**Complete the following**
[a] In the column about Arizona and the Voting Rights Act, why does the Republican legislator consider standing up for the voting rights of people who look and think like him his patriotic duty? Answer in one to three sentences.
[b] Rewrite the column about Arizona and the Voting Rights Act from "There's nothing wrong" up to and including "Americans are white.", changing "white" to "male".
[c] Carry on the column about Arizona and the Voting Rights Act from its final sentence.

**Passage provided**
Danehy

Tom thinks there might have been a good reason for Arizona to still be under the Voting Rights Act

Let's try this exercise: Close your eyes and visualize a Republican legislator. Be honest. You're probably seeing a 40-something white guy, a little bit over the optimal weight for his height, with a suit that doesn't quite fit right. And a flag pin in his lapel.

There's nothing wrong with that. Most Republican legislators are white. Most Democratic legislators are white. Heck, for the time being, most Americans are white.

But now go back to that Republican guy. Look at him closely and tell me if you would trust that guy to stand up for the voting rights of all Americans, including those who don't look or think like him. If the guy is in the state Legislature in Arizona (or Texas or Virginia or a whole lot of other places), the answer is, sadly, a resounding no. He'll stand up for the voting rights of people who look and think like him. He considers that his patriotic duty because he's steadily running out of people who look and think like him.

**Recorded information**

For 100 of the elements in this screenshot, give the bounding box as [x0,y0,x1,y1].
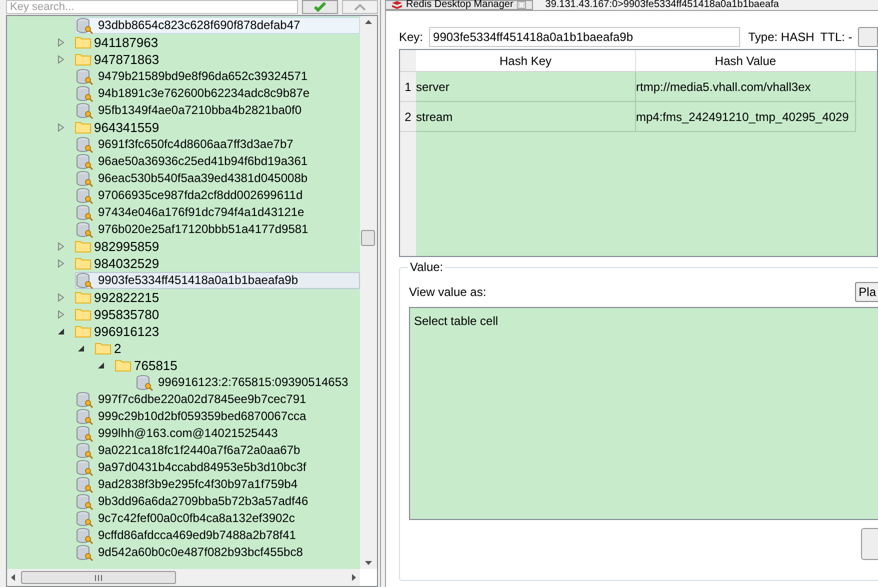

**Answers in order**
[a] He considers it his patriotic duty because he is steadily running out of people who look and think like him.

[b]
There's nothing wrong with that. Most Republican legislators are male. Most Democratic legislators are male. Heck, for the time being, most Americans are male.

[c]
For the past month, this guy and his ever-shrinking band of like- (and small-) minded homies have been absolutely giddy over the U.S. Supreme Court's decision to gut part of one of the greatest pieces of legislation in the history of this country—the Voting Rights Act of 1965. Chief Justice John Roberts, who wrote the decision for the 5-4 majority, came to the odd conclusion that while voter discrimination continues to exist, it doesn't look like it did back in the 1960s, so we don't need that part of the law any more.

When the law was first passed, Sections 4 and 5 were set to expire after five years. Section 4 contained a formula to determine which states would be required by Section 5 to have federal oversight of various election decisions (including redistricting, voter ID laws, etc.). Congress has routinely—and in a quite bipartisan fashion—extended them over the years. In 2006, they were extended for another 25 years. The vote in the Senate was 98-0.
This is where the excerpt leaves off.